------ Available records

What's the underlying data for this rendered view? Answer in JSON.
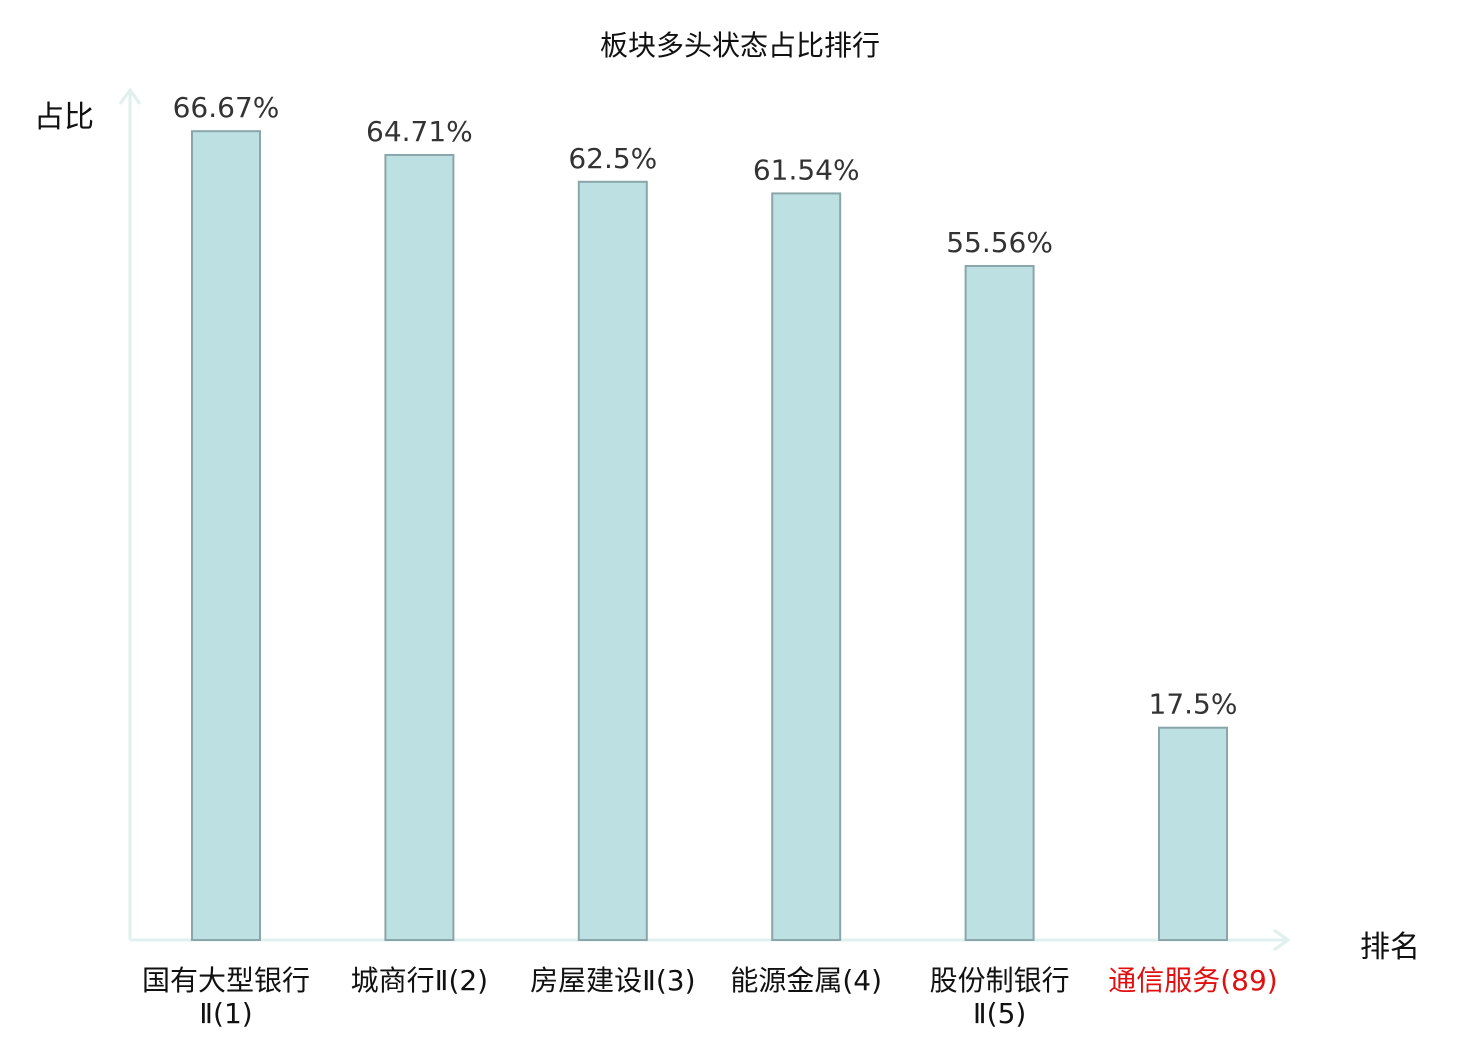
{
  "chart_data": {
    "type": "bar",
    "title": "板块多头状态占比排行",
    "ylabel": "占比",
    "xlabel": "排名",
    "ylim": [
      0,
      70
    ],
    "grid": false,
    "categories": [
      "国有大型银行Ⅱ(1)",
      "城商行Ⅱ(2)",
      "房屋建设Ⅱ(3)",
      "能源金属(4)",
      "股份制银行Ⅱ(5)",
      "通信服务(89)"
    ],
    "values": [
      66.67,
      64.71,
      62.5,
      61.54,
      55.56,
      17.5
    ],
    "value_labels": [
      "66.67%",
      "64.71%",
      "62.5%",
      "61.54%",
      "55.56%",
      "17.5%"
    ],
    "highlight_index": 5
  },
  "colors": {
    "bar_fill": "#bde0e3",
    "bar_stroke": "#8aa6aa",
    "axis": "#dff0ee",
    "highlight_text": "#e01010"
  }
}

------------

What this task involves |
Repeat the material above in full and exactly, omitting the pictures.

Answer to the problem |
What's the underlying data for this rendered view? Answer in JSON.
{
  "chart_data": {
    "type": "bar",
    "title": "板块多头状态占比排行",
    "ylabel": "占比",
    "xlabel": "排名",
    "ylim": [
      0,
      70
    ],
    "grid": false,
    "categories": [
      "国有大型银行Ⅱ(1)",
      "城商行Ⅱ(2)",
      "房屋建设Ⅱ(3)",
      "能源金属(4)",
      "股份制银行Ⅱ(5)",
      "通信服务(89)"
    ],
    "values": [
      66.67,
      64.71,
      62.5,
      61.54,
      55.56,
      17.5
    ],
    "value_labels": [
      "66.67%",
      "64.71%",
      "62.5%",
      "61.54%",
      "55.56%",
      "17.5%"
    ],
    "highlight_index": 5
  },
  "colors": {
    "bar_fill": "#bde0e3",
    "bar_stroke": "#8aa6aa",
    "axis": "#dff0ee",
    "highlight_text": "#e01010"
  }
}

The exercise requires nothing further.